— START RECORDS PROVIDED —

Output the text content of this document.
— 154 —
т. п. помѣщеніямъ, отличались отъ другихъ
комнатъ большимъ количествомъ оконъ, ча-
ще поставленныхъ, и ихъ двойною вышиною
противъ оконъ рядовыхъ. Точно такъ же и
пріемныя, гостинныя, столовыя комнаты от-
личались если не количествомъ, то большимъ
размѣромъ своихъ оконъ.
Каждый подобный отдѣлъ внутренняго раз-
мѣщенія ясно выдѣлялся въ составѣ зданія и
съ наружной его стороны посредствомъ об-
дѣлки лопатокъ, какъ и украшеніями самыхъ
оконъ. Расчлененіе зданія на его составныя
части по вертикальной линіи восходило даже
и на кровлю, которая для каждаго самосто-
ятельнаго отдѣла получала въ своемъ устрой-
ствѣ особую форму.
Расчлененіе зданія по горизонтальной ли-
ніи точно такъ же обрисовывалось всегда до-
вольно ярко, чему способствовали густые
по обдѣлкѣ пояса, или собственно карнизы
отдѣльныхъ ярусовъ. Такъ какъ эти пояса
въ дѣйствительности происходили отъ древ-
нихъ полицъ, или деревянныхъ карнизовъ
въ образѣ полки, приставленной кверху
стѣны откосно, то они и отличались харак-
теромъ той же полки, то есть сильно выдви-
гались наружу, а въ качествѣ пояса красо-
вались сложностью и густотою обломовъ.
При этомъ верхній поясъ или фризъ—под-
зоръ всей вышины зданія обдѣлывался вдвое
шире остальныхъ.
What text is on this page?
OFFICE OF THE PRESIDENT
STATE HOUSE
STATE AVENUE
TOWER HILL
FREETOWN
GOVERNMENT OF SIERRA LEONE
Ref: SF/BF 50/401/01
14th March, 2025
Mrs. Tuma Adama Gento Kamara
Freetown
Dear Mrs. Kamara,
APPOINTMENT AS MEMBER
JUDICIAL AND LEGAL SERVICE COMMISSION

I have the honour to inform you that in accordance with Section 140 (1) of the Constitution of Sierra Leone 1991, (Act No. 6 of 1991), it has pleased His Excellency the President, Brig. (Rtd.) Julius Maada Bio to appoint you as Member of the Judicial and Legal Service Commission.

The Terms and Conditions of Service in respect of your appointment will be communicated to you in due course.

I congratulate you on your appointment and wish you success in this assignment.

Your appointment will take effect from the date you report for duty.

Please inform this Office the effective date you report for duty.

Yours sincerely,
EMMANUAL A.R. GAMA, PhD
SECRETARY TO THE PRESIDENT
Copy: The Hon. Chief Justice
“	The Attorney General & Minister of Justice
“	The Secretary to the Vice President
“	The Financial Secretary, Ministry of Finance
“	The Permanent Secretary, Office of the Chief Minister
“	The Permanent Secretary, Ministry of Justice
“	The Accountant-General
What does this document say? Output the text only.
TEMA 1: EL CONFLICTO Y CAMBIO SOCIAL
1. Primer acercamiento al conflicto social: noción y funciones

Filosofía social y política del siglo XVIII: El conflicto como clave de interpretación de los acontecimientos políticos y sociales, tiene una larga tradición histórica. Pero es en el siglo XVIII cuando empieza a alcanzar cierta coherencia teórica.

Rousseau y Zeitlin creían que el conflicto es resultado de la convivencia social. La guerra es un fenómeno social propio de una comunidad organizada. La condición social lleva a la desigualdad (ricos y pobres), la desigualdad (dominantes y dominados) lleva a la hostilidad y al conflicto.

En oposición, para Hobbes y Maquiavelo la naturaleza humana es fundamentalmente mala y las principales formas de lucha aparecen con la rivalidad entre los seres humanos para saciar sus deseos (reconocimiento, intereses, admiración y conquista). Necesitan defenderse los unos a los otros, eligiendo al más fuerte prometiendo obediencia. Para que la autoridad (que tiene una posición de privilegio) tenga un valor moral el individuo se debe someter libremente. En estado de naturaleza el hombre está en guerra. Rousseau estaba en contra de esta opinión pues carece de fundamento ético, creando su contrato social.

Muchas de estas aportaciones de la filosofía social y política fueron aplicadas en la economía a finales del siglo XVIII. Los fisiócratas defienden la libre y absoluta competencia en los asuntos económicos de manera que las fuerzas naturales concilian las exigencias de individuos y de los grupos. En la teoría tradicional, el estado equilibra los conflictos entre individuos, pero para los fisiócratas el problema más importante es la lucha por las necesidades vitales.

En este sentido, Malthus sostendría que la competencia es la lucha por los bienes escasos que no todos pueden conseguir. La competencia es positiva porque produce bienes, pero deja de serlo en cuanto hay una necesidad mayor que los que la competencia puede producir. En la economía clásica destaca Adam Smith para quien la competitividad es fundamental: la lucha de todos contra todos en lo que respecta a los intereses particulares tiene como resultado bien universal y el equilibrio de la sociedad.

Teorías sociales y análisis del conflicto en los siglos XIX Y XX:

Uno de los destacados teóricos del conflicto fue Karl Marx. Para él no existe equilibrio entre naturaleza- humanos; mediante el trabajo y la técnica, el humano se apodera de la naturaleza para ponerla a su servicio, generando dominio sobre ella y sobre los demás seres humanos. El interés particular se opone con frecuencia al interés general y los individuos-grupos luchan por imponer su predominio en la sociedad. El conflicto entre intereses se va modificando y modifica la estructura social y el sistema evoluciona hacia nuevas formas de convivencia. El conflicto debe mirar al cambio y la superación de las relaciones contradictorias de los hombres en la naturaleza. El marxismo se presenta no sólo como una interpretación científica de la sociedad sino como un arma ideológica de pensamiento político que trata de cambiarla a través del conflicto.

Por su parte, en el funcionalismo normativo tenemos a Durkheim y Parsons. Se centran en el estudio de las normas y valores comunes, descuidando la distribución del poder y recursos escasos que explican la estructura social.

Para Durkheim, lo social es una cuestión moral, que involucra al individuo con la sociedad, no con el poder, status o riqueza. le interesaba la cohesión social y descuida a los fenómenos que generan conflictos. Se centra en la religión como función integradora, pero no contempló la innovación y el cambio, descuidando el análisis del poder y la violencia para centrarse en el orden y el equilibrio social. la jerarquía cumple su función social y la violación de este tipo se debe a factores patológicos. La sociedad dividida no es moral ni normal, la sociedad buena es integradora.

— END RECORDS PROVIDED —

> [STATED PROBLEM] Reproduce each record exactly as it appears.

> [SOLUTION TO THIS EXERCISE]
Output the text content of this document.
— 154 —
т. п. помѣщеніямъ, отличались отъ другихъ
комнатъ большимъ количествомъ оконъ, ча-
ще поставленныхъ, и ихъ двойною вышиною
противъ оконъ рядовыхъ. Точно такъ же и
пріемныя, гостинныя, столовыя комнаты от-
личались если не количествомъ, то большимъ
размѣромъ своихъ оконъ.
Каждый подобный отдѣлъ внутренняго раз-
мѣщенія ясно выдѣлялся въ составѣ зданія и
съ наружной его стороны посредствомъ об-
дѣлки лопатокъ, какъ и украшеніями самыхъ
оконъ. Расчлененіе зданія на его составныя
части по вертикальной линіи восходило даже
и на кровлю, которая для каждаго самосто-
ятельнаго отдѣла получала въ своемъ устрой-
ствѣ особую форму.
Расчлененіе зданія по горизонтальной ли-
ніи точно такъ же обрисовывалось всегда до-
вольно ярко, чему способствовали густые
по обдѣлкѣ пояса, или собственно карнизы
отдѣльныхъ ярусовъ. Такъ какъ эти пояса
въ дѣйствительности происходили отъ древ-
нихъ полицъ, или деревянныхъ карнизовъ
въ образѣ полки, приставленной кверху
стѣны откосно, то они и отличались харак-
теромъ той же полки, то есть сильно выдви-
гались наружу, а въ качествѣ пояса красо-
вались сложностью и густотою обломовъ.
При этомъ верхній поясъ или фризъ—под-
зоръ всей вышины зданія обдѣлывался вдвое
шире остальныхъ.
What text is on this page?
OFFICE OF THE PRESIDENT
STATE HOUSE
STATE AVENUE
TOWER HILL
FREETOWN
GOVERNMENT OF SIERRA LEONE
Ref: SF/BF 50/401/01
14th March, 2025
Mrs. Tuma Adama Gento Kamara
Freetown
Dear Mrs. Kamara,
APPOINTMENT AS MEMBER
JUDICIAL AND LEGAL SERVICE COMMISSION

I have the honour to inform you that in accordance with Section 140 (1) of the Constitution of Sierra Leone 1991, (Act No. 6 of 1991), it has pleased His Excellency the President, Brig. (Rtd.) Julius Maada Bio to appoint you as Member of the Judicial and Legal Service Commission.

The Terms and Conditions of Service in respect of your appointment will be communicated to you in due course.

I congratulate you on your appointment and wish you success in this assignment.

Your appointment will take effect from the date you report for duty.

Please inform this Office the effective date you report for duty.

Yours sincerely,
EMMANUAL A.R. GAMA, PhD
SECRETARY TO THE PRESIDENT
Copy: The Hon. Chief Justice
“	The Attorney General & Minister of Justice
“	The Secretary to the Vice President
“	The Financial Secretary, Ministry of Finance
“	The Permanent Secretary, Office of the Chief Minister
“	The Permanent Secretary, Ministry of Justice
“	The Accountant-General
What does this document say? Output the text only.
TEMA 1: EL CONFLICTO Y CAMBIO SOCIAL
1. Primer acercamiento al conflicto social: noción y funciones

Filosofía social y política del siglo XVIII: El conflicto como clave de interpretación de los acontecimientos políticos y sociales, tiene una larga tradición histórica. Pero es en el siglo XVIII cuando empieza a alcanzar cierta coherencia teórica.

Rousseau y Zeitlin creían que el conflicto es resultado de la convivencia social. La guerra es un fenómeno social propio de una comunidad organizada. La condición social lleva a la desigualdad (ricos y pobres), la desigualdad (dominantes y dominados) lleva a la hostilidad y al conflicto.

En oposición, para Hobbes y Maquiavelo la naturaleza humana es fundamentalmente mala y las principales formas de lucha aparecen con la rivalidad entre los seres humanos para saciar sus deseos (reconocimiento, intereses, admiración y conquista). Necesitan defenderse los unos a los otros, eligiendo al más fuerte prometiendo obediencia. Para que la autoridad (que tiene una posición de privilegio) tenga un valor moral el individuo se debe someter libremente. En estado de naturaleza el hombre está en guerra. Rousseau estaba en contra de esta opinión pues carece de fundamento ético, creando su contrato social.

Muchas de estas aportaciones de la filosofía social y política fueron aplicadas en la economía a finales del siglo XVIII. Los fisiócratas defienden la libre y absoluta competencia en los asuntos económicos de manera que las fuerzas naturales concilian las exigencias de individuos y de los grupos. En la teoría tradicional, el estado equilibra los conflictos entre individuos, pero para los fisiócratas el problema más importante es la lucha por las necesidades vitales.

En este sentido, Malthus sostendría que la competencia es la lucha por los bienes escasos que no todos pueden conseguir. La competencia es positiva porque produce bienes, pero deja de serlo en cuanto hay una necesidad mayor que los que la competencia puede producir. En la economía clásica destaca Adam Smith para quien la competitividad es fundamental: la lucha de todos contra todos en lo que respecta a los intereses particulares tiene como resultado bien universal y el equilibrio de la sociedad.

Teorías sociales y análisis del conflicto en los siglos XIX Y XX:

Uno de los destacados teóricos del conflicto fue Karl Marx. Para él no existe equilibrio entre naturaleza- humanos; mediante el trabajo y la técnica, el humano se apodera de la naturaleza para ponerla a su servicio, generando dominio sobre ella y sobre los demás seres humanos. El interés particular se opone con frecuencia al interés general y los individuos-grupos luchan por imponer su predominio en la sociedad. El conflicto entre intereses se va modificando y modifica la estructura social y el sistema evoluciona hacia nuevas formas de convivencia. El conflicto debe mirar al cambio y la superación de las relaciones contradictorias de los hombres en la naturaleza. El marxismo se presenta no sólo como una interpretación científica de la sociedad sino como un arma ideológica de pensamiento político que trata de cambiarla a través del conflicto.

Por su parte, en el funcionalismo normativo tenemos a Durkheim y Parsons. Se centran en el estudio de las normas y valores comunes, descuidando la distribución del poder y recursos escasos que explican la estructura social.

Para Durkheim, lo social es una cuestión moral, que involucra al individuo con la sociedad, no con el poder, status o riqueza. le interesaba la cohesión social y descuida a los fenómenos que generan conflictos. Se centra en la religión como función integradora, pero no contempló la innovación y el cambio, descuidando el análisis del poder y la violencia para centrarse en el orden y el equilibrio social. la jerarquía cumple su función social y la violación de este tipo se debe a factores patológicos. La sociedad dividida no es moral ni normal, la sociedad buena es integradora.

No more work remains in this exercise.